Task directions – Write out the listing below without alteration, omitting its pictures.

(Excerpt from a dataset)
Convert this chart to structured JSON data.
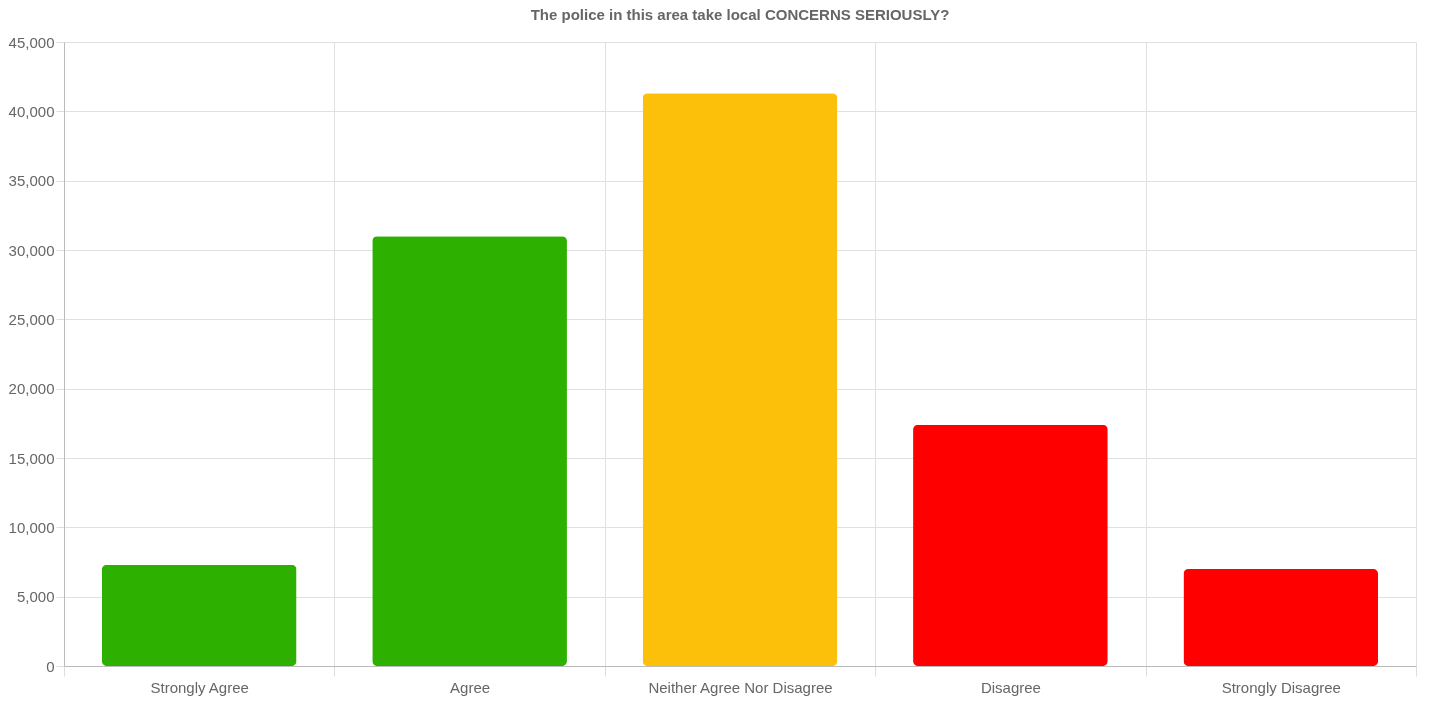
{
  "chart_data": {
    "type": "bar",
    "title": "The police in this area take local CONCERNS SERIOUSLY?",
    "categories": [
      "Strongly Agree",
      "Agree",
      "Neither Agree Nor Disagree",
      "Disagree",
      "Strongly Disagree"
    ],
    "values": [
      7300,
      31000,
      41300,
      17400,
      7000
    ],
    "colors": [
      "#2db000",
      "#2db000",
      "#fdc00a",
      "#ff0000",
      "#ff0000"
    ],
    "ylim": [
      0,
      45000
    ],
    "yticks": [
      0,
      {
        "value": 5000,
        "label": "5,000"
      },
      {
        "value": 10000,
        "label": "10,000"
      },
      {
        "value": 15000,
        "label": "15,000"
      },
      {
        "value": 20000,
        "label": "20,000"
      },
      {
        "value": 25000,
        "label": "25,000"
      },
      {
        "value": 30000,
        "label": "30,000"
      },
      {
        "value": 35000,
        "label": "35,000"
      },
      {
        "value": 40000,
        "label": "40,000"
      },
      {
        "value": 45000,
        "label": "45,000"
      }
    ],
    "grid": true
  }
}
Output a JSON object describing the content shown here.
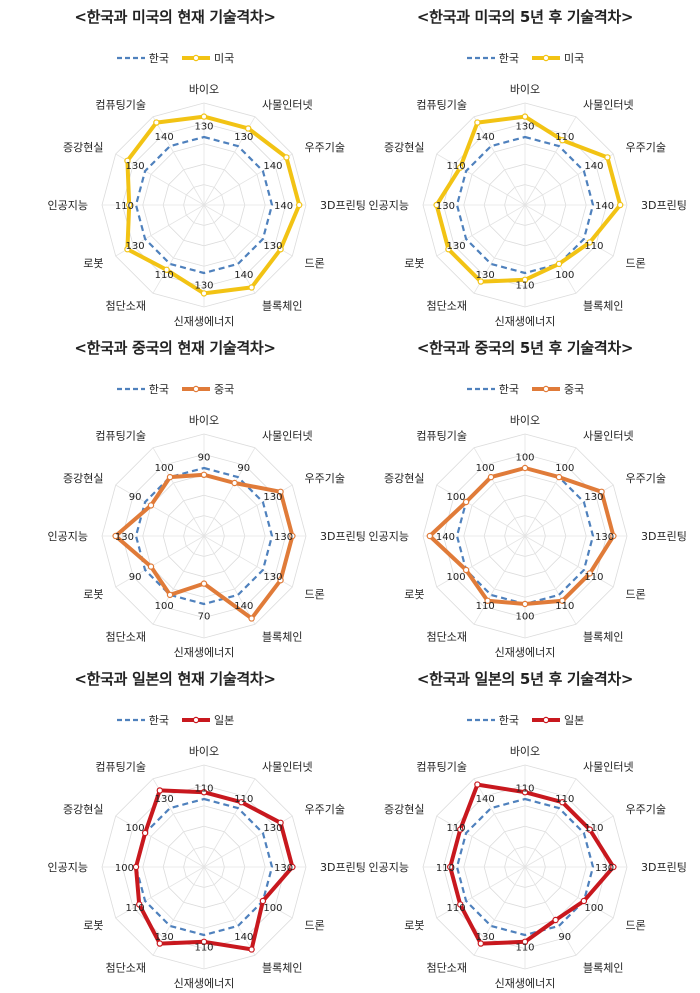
{
  "chart_data": [
    {
      "type": "radar",
      "title": "<한국과 미국의 현재 기술격차>",
      "categories": [
        "바이오",
        "사물인터넷",
        "우주기술",
        "3D프린팅",
        "드론",
        "블록체인",
        "신재생에너지",
        "첨단소재",
        "로봇",
        "인공지능",
        "증강현실",
        "컴퓨팅기술"
      ],
      "tick_labels": [
        "130",
        "130",
        "140",
        "140",
        "130",
        "140",
        "130",
        "110",
        "130",
        "110",
        "130",
        "140"
      ],
      "series": [
        {
          "name": "한국",
          "values": [
            100,
            100,
            100,
            100,
            100,
            100,
            100,
            100,
            100,
            100,
            100,
            100
          ],
          "color": "#4f81bd",
          "style": "dashed"
        },
        {
          "name": "미국",
          "values": [
            130,
            130,
            140,
            140,
            130,
            140,
            130,
            110,
            130,
            110,
            130,
            140
          ],
          "color": "#f2c314",
          "style": "solid"
        }
      ]
    },
    {
      "type": "radar",
      "title": "<한국과 미국의 5년 후 기술격차>",
      "categories": [
        "바이오",
        "사물인터넷",
        "우주기술",
        "3D프린팅",
        "드론",
        "블록체인",
        "신재생에너지",
        "첨단소재",
        "로봇",
        "인공지능",
        "증강현실",
        "컴퓨팅기술"
      ],
      "tick_labels": [
        "130",
        "110",
        "140",
        "140",
        "110",
        "100",
        "110",
        "130",
        "130",
        "130",
        "110",
        "140"
      ],
      "series": [
        {
          "name": "한국",
          "values": [
            100,
            100,
            100,
            100,
            100,
            100,
            100,
            100,
            100,
            100,
            100,
            100
          ],
          "color": "#4f81bd",
          "style": "dashed"
        },
        {
          "name": "미국",
          "values": [
            130,
            110,
            140,
            140,
            110,
            100,
            110,
            130,
            130,
            130,
            110,
            140
          ],
          "color": "#f2c314",
          "style": "solid"
        }
      ]
    },
    {
      "type": "radar",
      "title": "<한국과 중국의 현재 기술격차>",
      "categories": [
        "바이오",
        "사물인터넷",
        "우주기술",
        "3D프린팅",
        "드론",
        "블록체인",
        "신재생에너지",
        "첨단소재",
        "로봇",
        "인공지능",
        "증강현실",
        "컴퓨팅기술"
      ],
      "tick_labels": [
        "90",
        "90",
        "130",
        "130",
        "130",
        "140",
        "70",
        "100",
        "90",
        "130",
        "90",
        "100"
      ],
      "series": [
        {
          "name": "한국",
          "values": [
            100,
            100,
            100,
            100,
            100,
            100,
            100,
            100,
            100,
            100,
            100,
            100
          ],
          "color": "#4f81bd",
          "style": "dashed"
        },
        {
          "name": "중국",
          "values": [
            90,
            90,
            130,
            130,
            130,
            140,
            70,
            100,
            90,
            130,
            90,
            100
          ],
          "color": "#e07b39",
          "style": "solid"
        }
      ]
    },
    {
      "type": "radar",
      "title": "<한국과 중국의 5년 후 기술격차>",
      "categories": [
        "바이오",
        "사물인터넷",
        "우주기술",
        "3D프린팅",
        "드론",
        "블록체인",
        "신재생에너지",
        "첨단소재",
        "로봇",
        "인공지능",
        "증강현실",
        "컴퓨팅기술"
      ],
      "tick_labels": [
        "100",
        "100",
        "130",
        "130",
        "110",
        "110",
        "100",
        "110",
        "100",
        "140",
        "100",
        "100"
      ],
      "series": [
        {
          "name": "한국",
          "values": [
            100,
            100,
            100,
            100,
            100,
            100,
            100,
            100,
            100,
            100,
            100,
            100
          ],
          "color": "#4f81bd",
          "style": "dashed"
        },
        {
          "name": "중국",
          "values": [
            100,
            100,
            130,
            130,
            110,
            110,
            100,
            110,
            100,
            140,
            100,
            100
          ],
          "color": "#e07b39",
          "style": "solid"
        }
      ]
    },
    {
      "type": "radar",
      "title": "<한국과 일본의 현재 기술격차>",
      "categories": [
        "바이오",
        "사물인터넷",
        "우주기술",
        "3D프린팅",
        "드론",
        "블록체인",
        "신재생에너지",
        "첨단소재",
        "로봇",
        "인공지능",
        "증강현실",
        "컴퓨팅기술"
      ],
      "tick_labels": [
        "110",
        "110",
        "130",
        "130",
        "100",
        "140",
        "110",
        "130",
        "110",
        "100",
        "100",
        "130"
      ],
      "series": [
        {
          "name": "한국",
          "values": [
            100,
            100,
            100,
            100,
            100,
            100,
            100,
            100,
            100,
            100,
            100,
            100
          ],
          "color": "#4f81bd",
          "style": "dashed"
        },
        {
          "name": "일본",
          "values": [
            110,
            110,
            130,
            130,
            100,
            140,
            110,
            130,
            110,
            100,
            100,
            130
          ],
          "color": "#c8181e",
          "style": "solid"
        }
      ]
    },
    {
      "type": "radar",
      "title": "<한국과 일본의 5년 후 기술격차>",
      "categories": [
        "바이오",
        "사물인터넷",
        "우주기술",
        "3D프린팅",
        "드론",
        "블록체인",
        "신재생에너지",
        "첨단소재",
        "로봇",
        "인공지능",
        "증강현실",
        "컴퓨팅기술"
      ],
      "tick_labels": [
        "110",
        "110",
        "110",
        "130",
        "100",
        "90",
        "110",
        "130",
        "110",
        "110",
        "110",
        "140"
      ],
      "series": [
        {
          "name": "한국",
          "values": [
            100,
            100,
            100,
            100,
            100,
            100,
            100,
            100,
            100,
            100,
            100,
            100
          ],
          "color": "#4f81bd",
          "style": "dashed"
        },
        {
          "name": "일본",
          "values": [
            110,
            110,
            110,
            130,
            100,
            90,
            110,
            130,
            110,
            110,
            110,
            140
          ],
          "color": "#c8181e",
          "style": "solid"
        }
      ]
    }
  ]
}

Correct result –
Convert this chart to structured JSON data.
{
  "chart_data": {
    "type": "bar",
    "title": "The police in this area take local CONCERNS SERIOUSLY?",
    "categories": [
      "Strongly Agree",
      "Agree",
      "Neither Agree Nor Disagree",
      "Disagree",
      "Strongly Disagree"
    ],
    "values": [
      7300,
      31000,
      41300,
      17400,
      7000
    ],
    "colors": [
      "#2db000",
      "#2db000",
      "#fdc00a",
      "#ff0000",
      "#ff0000"
    ],
    "ylim": [
      0,
      45000
    ],
    "yticks": [
      0,
      {
        "value": 5000,
        "label": "5,000"
      },
      {
        "value": 10000,
        "label": "10,000"
      },
      {
        "value": 15000,
        "label": "15,000"
      },
      {
        "value": 20000,
        "label": "20,000"
      },
      {
        "value": 25000,
        "label": "25,000"
      },
      {
        "value": 30000,
        "label": "30,000"
      },
      {
        "value": 35000,
        "label": "35,000"
      },
      {
        "value": 40000,
        "label": "40,000"
      },
      {
        "value": 45000,
        "label": "45,000"
      }
    ],
    "grid": true
  }
}
Output a JSON object describing the content shown here.
{
  "chart_data": [
    {
      "type": "radar",
      "title": "<한국과 미국의 현재 기술격차>",
      "categories": [
        "바이오",
        "사물인터넷",
        "우주기술",
        "3D프린팅",
        "드론",
        "블록체인",
        "신재생에너지",
        "첨단소재",
        "로봇",
        "인공지능",
        "증강현실",
        "컴퓨팅기술"
      ],
      "tick_labels": [
        "130",
        "130",
        "140",
        "140",
        "130",
        "140",
        "130",
        "110",
        "130",
        "110",
        "130",
        "140"
      ],
      "series": [
        {
          "name": "한국",
          "values": [
            100,
            100,
            100,
            100,
            100,
            100,
            100,
            100,
            100,
            100,
            100,
            100
          ],
          "color": "#4f81bd",
          "style": "dashed"
        },
        {
          "name": "미국",
          "values": [
            130,
            130,
            140,
            140,
            130,
            140,
            130,
            110,
            130,
            110,
            130,
            140
          ],
          "color": "#f2c314",
          "style": "solid"
        }
      ]
    },
    {
      "type": "radar",
      "title": "<한국과 미국의 5년 후 기술격차>",
      "categories": [
        "바이오",
        "사물인터넷",
        "우주기술",
        "3D프린팅",
        "드론",
        "블록체인",
        "신재생에너지",
        "첨단소재",
        "로봇",
        "인공지능",
        "증강현실",
        "컴퓨팅기술"
      ],
      "tick_labels": [
        "130",
        "110",
        "140",
        "140",
        "110",
        "100",
        "110",
        "130",
        "130",
        "130",
        "110",
        "140"
      ],
      "series": [
        {
          "name": "한국",
          "values": [
            100,
            100,
            100,
            100,
            100,
            100,
            100,
            100,
            100,
            100,
            100,
            100
          ],
          "color": "#4f81bd",
          "style": "dashed"
        },
        {
          "name": "미국",
          "values": [
            130,
            110,
            140,
            140,
            110,
            100,
            110,
            130,
            130,
            130,
            110,
            140
          ],
          "color": "#f2c314",
          "style": "solid"
        }
      ]
    },
    {
      "type": "radar",
      "title": "<한국과 중국의 현재 기술격차>",
      "categories": [
        "바이오",
        "사물인터넷",
        "우주기술",
        "3D프린팅",
        "드론",
        "블록체인",
        "신재생에너지",
        "첨단소재",
        "로봇",
        "인공지능",
        "증강현실",
        "컴퓨팅기술"
      ],
      "tick_labels": [
        "90",
        "90",
        "130",
        "130",
        "130",
        "140",
        "70",
        "100",
        "90",
        "130",
        "90",
        "100"
      ],
      "series": [
        {
          "name": "한국",
          "values": [
            100,
            100,
            100,
            100,
            100,
            100,
            100,
            100,
            100,
            100,
            100,
            100
          ],
          "color": "#4f81bd",
          "style": "dashed"
        },
        {
          "name": "중국",
          "values": [
            90,
            90,
            130,
            130,
            130,
            140,
            70,
            100,
            90,
            130,
            90,
            100
          ],
          "color": "#e07b39",
          "style": "solid"
        }
      ]
    },
    {
      "type": "radar",
      "title": "<한국과 중국의 5년 후 기술격차>",
      "categories": [
        "바이오",
        "사물인터넷",
        "우주기술",
        "3D프린팅",
        "드론",
        "블록체인",
        "신재생에너지",
        "첨단소재",
        "로봇",
        "인공지능",
        "증강현실",
        "컴퓨팅기술"
      ],
      "tick_labels": [
        "100",
        "100",
        "130",
        "130",
        "110",
        "110",
        "100",
        "110",
        "100",
        "140",
        "100",
        "100"
      ],
      "series": [
        {
          "name": "한국",
          "values": [
            100,
            100,
            100,
            100,
            100,
            100,
            100,
            100,
            100,
            100,
            100,
            100
          ],
          "color": "#4f81bd",
          "style": "dashed"
        },
        {
          "name": "중국",
          "values": [
            100,
            100,
            130,
            130,
            110,
            110,
            100,
            110,
            100,
            140,
            100,
            100
          ],
          "color": "#e07b39",
          "style": "solid"
        }
      ]
    },
    {
      "type": "radar",
      "title": "<한국과 일본의 현재 기술격차>",
      "categories": [
        "바이오",
        "사물인터넷",
        "우주기술",
        "3D프린팅",
        "드론",
        "블록체인",
        "신재생에너지",
        "첨단소재",
        "로봇",
        "인공지능",
        "증강현실",
        "컴퓨팅기술"
      ],
      "tick_labels": [
        "110",
        "110",
        "130",
        "130",
        "100",
        "140",
        "110",
        "130",
        "110",
        "100",
        "100",
        "130"
      ],
      "series": [
        {
          "name": "한국",
          "values": [
            100,
            100,
            100,
            100,
            100,
            100,
            100,
            100,
            100,
            100,
            100,
            100
          ],
          "color": "#4f81bd",
          "style": "dashed"
        },
        {
          "name": "일본",
          "values": [
            110,
            110,
            130,
            130,
            100,
            140,
            110,
            130,
            110,
            100,
            100,
            130
          ],
          "color": "#c8181e",
          "style": "solid"
        }
      ]
    },
    {
      "type": "radar",
      "title": "<한국과 일본의 5년 후 기술격차>",
      "categories": [
        "바이오",
        "사물인터넷",
        "우주기술",
        "3D프린팅",
        "드론",
        "블록체인",
        "신재생에너지",
        "첨단소재",
        "로봇",
        "인공지능",
        "증강현실",
        "컴퓨팅기술"
      ],
      "tick_labels": [
        "110",
        "110",
        "110",
        "130",
        "100",
        "90",
        "110",
        "130",
        "110",
        "110",
        "110",
        "140"
      ],
      "series": [
        {
          "name": "한국",
          "values": [
            100,
            100,
            100,
            100,
            100,
            100,
            100,
            100,
            100,
            100,
            100,
            100
          ],
          "color": "#4f81bd",
          "style": "dashed"
        },
        {
          "name": "일본",
          "values": [
            110,
            110,
            110,
            130,
            100,
            90,
            110,
            130,
            110,
            110,
            110,
            140
          ],
          "color": "#c8181e",
          "style": "solid"
        }
      ]
    }
  ]
}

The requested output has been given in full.